BRIEF: Set down the data below without change, skipping the pictures it holds.

===== MATERIAL FOR THE TASK =====

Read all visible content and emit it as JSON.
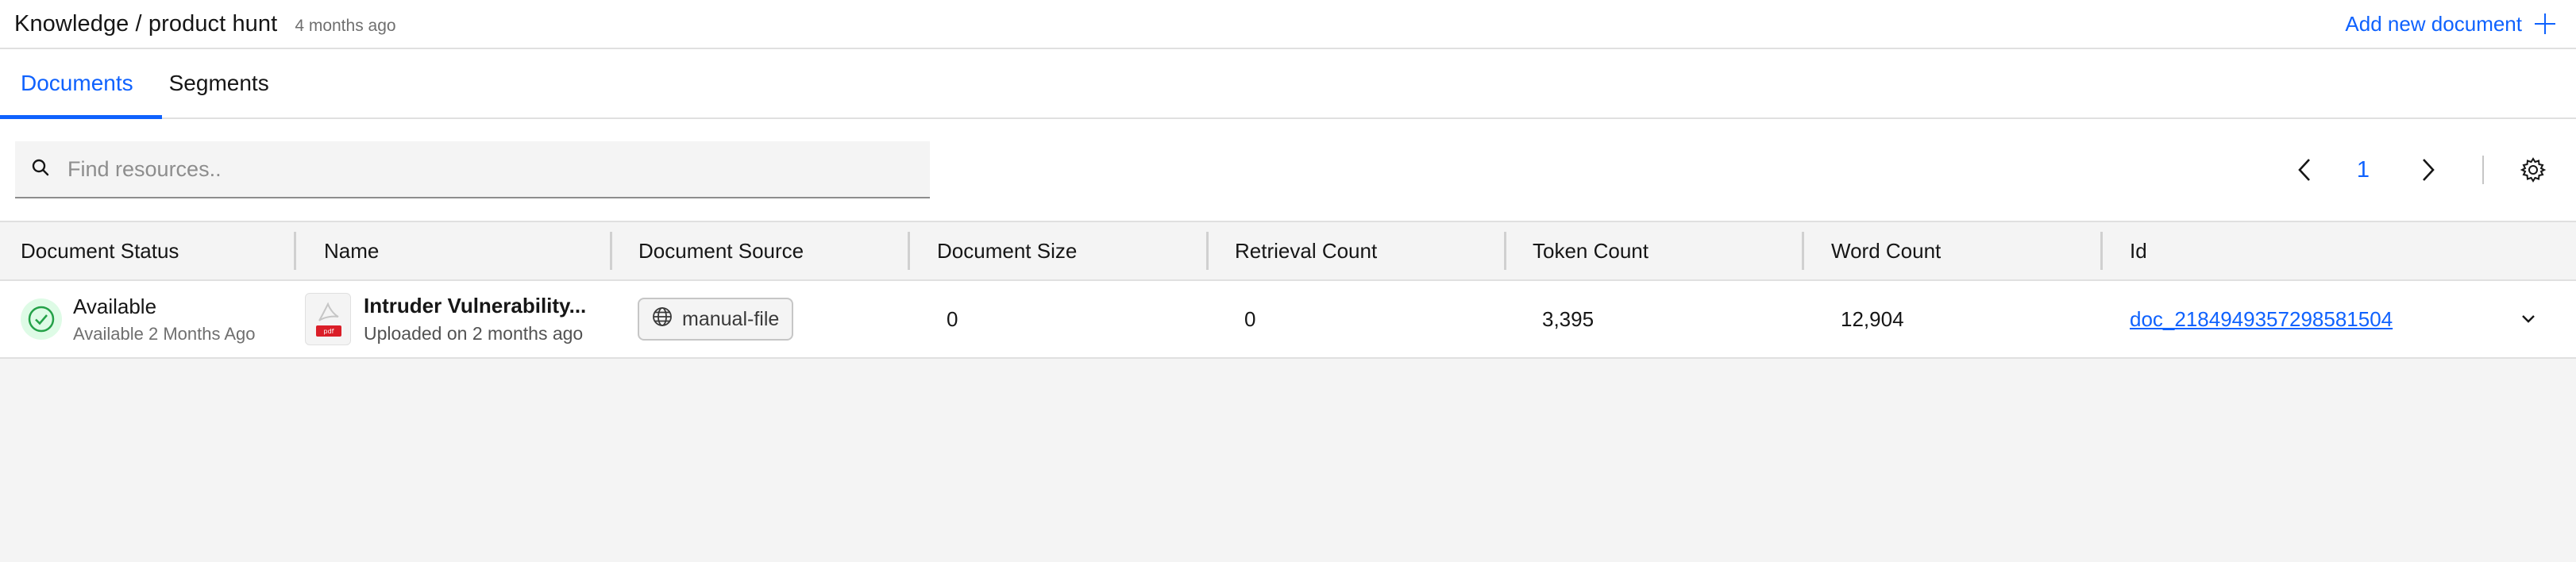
{
  "header": {
    "breadcrumb": "Knowledge / product hunt",
    "timestamp": "4 months ago",
    "add_document_label": "Add new document"
  },
  "tabs": [
    {
      "label": "Documents",
      "active": true
    },
    {
      "label": "Segments",
      "active": false
    }
  ],
  "search": {
    "placeholder": "Find resources.."
  },
  "pagination": {
    "current_page": "1"
  },
  "table": {
    "columns": [
      "Document Status",
      "Name",
      "Document Source",
      "Document Size",
      "Retrieval Count",
      "Token Count",
      "Word Count",
      "Id"
    ],
    "rows": [
      {
        "status": "Available",
        "status_sub": "Available 2 Months Ago",
        "name": "Intruder Vulnerability...",
        "name_sub": "Uploaded on 2 months ago",
        "file_badge": "pdf",
        "source": "manual-file",
        "size": "0",
        "retrieval_count": "0",
        "token_count": "3,395",
        "word_count": "12,904",
        "id": "doc_2184949357298581504"
      }
    ]
  },
  "colors": {
    "accent": "#0f62fe",
    "success": "#24a148",
    "success_bg": "#defbe6",
    "pdf_red": "#da1e28"
  },
  "icons": {
    "add": "plus-icon",
    "search": "search-icon",
    "prev": "chevron-left-icon",
    "next": "chevron-right-icon",
    "settings": "gear-icon",
    "status": "check-circle-icon",
    "file": "pdf-file-icon",
    "source": "globe-icon",
    "expand": "chevron-down-icon"
  }
}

=====

EXPECTED ANSWER:
Read all visible content and emit it as JSON.
{
  "header": {
    "breadcrumb": "Knowledge / product hunt",
    "timestamp": "4 months ago",
    "add_document_label": "Add new document"
  },
  "tabs": [
    {
      "label": "Documents",
      "active": true
    },
    {
      "label": "Segments",
      "active": false
    }
  ],
  "search": {
    "placeholder": "Find resources.."
  },
  "pagination": {
    "current_page": "1"
  },
  "table": {
    "columns": [
      "Document Status",
      "Name",
      "Document Source",
      "Document Size",
      "Retrieval Count",
      "Token Count",
      "Word Count",
      "Id"
    ],
    "rows": [
      {
        "status": "Available",
        "status_sub": "Available 2 Months Ago",
        "name": "Intruder Vulnerability...",
        "name_sub": "Uploaded on 2 months ago",
        "file_badge": "pdf",
        "source": "manual-file",
        "size": "0",
        "retrieval_count": "0",
        "token_count": "3,395",
        "word_count": "12,904",
        "id": "doc_2184949357298581504"
      }
    ]
  },
  "colors": {
    "accent": "#0f62fe",
    "success": "#24a148",
    "success_bg": "#defbe6",
    "pdf_red": "#da1e28"
  },
  "icons": {
    "add": "plus-icon",
    "search": "search-icon",
    "prev": "chevron-left-icon",
    "next": "chevron-right-icon",
    "settings": "gear-icon",
    "status": "check-circle-icon",
    "file": "pdf-file-icon",
    "source": "globe-icon",
    "expand": "chevron-down-icon"
  }
}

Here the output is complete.